- _Data for this task_
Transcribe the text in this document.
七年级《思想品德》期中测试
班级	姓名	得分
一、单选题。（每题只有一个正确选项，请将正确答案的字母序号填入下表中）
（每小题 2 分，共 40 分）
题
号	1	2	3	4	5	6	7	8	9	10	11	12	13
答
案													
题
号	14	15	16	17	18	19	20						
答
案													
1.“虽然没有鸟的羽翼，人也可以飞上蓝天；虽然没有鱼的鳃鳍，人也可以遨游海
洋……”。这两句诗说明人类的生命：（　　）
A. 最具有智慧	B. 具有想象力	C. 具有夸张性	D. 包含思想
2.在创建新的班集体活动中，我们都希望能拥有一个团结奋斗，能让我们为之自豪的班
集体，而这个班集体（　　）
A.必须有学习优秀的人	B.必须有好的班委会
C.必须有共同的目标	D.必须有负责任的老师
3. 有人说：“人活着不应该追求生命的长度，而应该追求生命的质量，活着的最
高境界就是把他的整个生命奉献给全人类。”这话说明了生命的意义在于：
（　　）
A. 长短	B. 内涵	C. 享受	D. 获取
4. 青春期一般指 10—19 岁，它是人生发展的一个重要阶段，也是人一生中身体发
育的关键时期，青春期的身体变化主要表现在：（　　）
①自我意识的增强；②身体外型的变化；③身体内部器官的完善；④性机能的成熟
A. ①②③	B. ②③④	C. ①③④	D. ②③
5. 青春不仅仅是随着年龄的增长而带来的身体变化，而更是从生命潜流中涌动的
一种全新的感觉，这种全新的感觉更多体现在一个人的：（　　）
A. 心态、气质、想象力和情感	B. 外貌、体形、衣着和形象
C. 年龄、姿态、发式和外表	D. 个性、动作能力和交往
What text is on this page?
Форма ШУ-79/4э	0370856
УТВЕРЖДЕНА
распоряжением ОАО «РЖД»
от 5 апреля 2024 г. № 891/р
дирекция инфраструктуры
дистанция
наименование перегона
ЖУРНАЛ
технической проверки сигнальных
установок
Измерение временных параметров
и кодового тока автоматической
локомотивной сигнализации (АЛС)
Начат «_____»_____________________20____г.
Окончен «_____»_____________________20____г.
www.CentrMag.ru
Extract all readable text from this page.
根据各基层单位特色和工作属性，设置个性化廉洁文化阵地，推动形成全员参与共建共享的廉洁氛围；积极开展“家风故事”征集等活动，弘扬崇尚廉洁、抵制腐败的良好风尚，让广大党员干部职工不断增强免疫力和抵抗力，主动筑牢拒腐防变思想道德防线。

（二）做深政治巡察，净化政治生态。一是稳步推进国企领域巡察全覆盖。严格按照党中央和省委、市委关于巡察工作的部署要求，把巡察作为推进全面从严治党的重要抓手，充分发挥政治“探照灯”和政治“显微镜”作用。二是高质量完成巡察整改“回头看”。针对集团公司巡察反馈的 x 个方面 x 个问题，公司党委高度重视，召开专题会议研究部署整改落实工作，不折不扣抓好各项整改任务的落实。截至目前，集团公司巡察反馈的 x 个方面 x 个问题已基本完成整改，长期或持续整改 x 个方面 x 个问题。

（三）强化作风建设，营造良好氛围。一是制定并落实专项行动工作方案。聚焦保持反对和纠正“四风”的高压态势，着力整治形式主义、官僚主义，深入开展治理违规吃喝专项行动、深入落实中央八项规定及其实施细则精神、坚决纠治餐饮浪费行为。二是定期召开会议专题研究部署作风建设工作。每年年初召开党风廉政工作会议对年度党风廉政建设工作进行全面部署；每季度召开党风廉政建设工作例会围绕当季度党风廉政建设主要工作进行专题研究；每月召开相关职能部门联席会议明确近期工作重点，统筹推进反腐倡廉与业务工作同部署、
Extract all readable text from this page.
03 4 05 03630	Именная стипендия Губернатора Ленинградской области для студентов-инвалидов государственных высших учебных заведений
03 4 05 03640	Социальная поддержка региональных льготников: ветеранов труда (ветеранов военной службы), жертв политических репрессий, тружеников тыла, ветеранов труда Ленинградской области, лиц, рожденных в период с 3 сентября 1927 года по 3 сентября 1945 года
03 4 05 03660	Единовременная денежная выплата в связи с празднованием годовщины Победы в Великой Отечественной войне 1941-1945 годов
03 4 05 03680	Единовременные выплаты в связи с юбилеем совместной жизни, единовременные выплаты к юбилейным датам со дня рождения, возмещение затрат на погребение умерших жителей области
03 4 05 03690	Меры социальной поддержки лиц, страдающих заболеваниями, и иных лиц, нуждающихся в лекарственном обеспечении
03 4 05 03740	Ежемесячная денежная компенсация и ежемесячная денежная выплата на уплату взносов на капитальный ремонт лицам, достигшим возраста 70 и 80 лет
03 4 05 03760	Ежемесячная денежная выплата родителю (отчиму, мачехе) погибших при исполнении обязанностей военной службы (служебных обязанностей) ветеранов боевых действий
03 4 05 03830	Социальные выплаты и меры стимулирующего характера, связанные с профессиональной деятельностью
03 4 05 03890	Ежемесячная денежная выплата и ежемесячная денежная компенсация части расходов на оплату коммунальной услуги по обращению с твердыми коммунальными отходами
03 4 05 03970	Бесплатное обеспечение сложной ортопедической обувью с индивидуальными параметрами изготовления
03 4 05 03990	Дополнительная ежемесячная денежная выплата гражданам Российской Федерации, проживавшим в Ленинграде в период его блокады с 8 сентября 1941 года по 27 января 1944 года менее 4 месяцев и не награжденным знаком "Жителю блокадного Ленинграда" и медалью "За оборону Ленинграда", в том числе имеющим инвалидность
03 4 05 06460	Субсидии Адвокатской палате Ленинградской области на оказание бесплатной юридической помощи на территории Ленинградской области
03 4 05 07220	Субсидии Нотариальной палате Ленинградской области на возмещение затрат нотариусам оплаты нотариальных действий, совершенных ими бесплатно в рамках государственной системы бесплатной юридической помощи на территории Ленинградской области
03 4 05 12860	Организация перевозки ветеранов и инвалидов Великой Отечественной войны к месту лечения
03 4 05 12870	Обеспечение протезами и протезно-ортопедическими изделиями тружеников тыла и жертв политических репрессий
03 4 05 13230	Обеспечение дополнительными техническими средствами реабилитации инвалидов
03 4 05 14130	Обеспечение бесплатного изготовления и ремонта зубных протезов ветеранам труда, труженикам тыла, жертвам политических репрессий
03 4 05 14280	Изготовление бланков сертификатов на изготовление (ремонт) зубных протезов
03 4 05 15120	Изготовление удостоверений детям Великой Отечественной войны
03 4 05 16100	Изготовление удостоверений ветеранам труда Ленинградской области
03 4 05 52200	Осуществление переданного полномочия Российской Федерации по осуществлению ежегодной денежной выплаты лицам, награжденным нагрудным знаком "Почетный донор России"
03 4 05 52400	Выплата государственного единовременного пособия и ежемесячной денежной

- _Directions_
Only the number is wanted: how many lines of these entries contain the string "зубных"?

- _Solution to the exercise_
2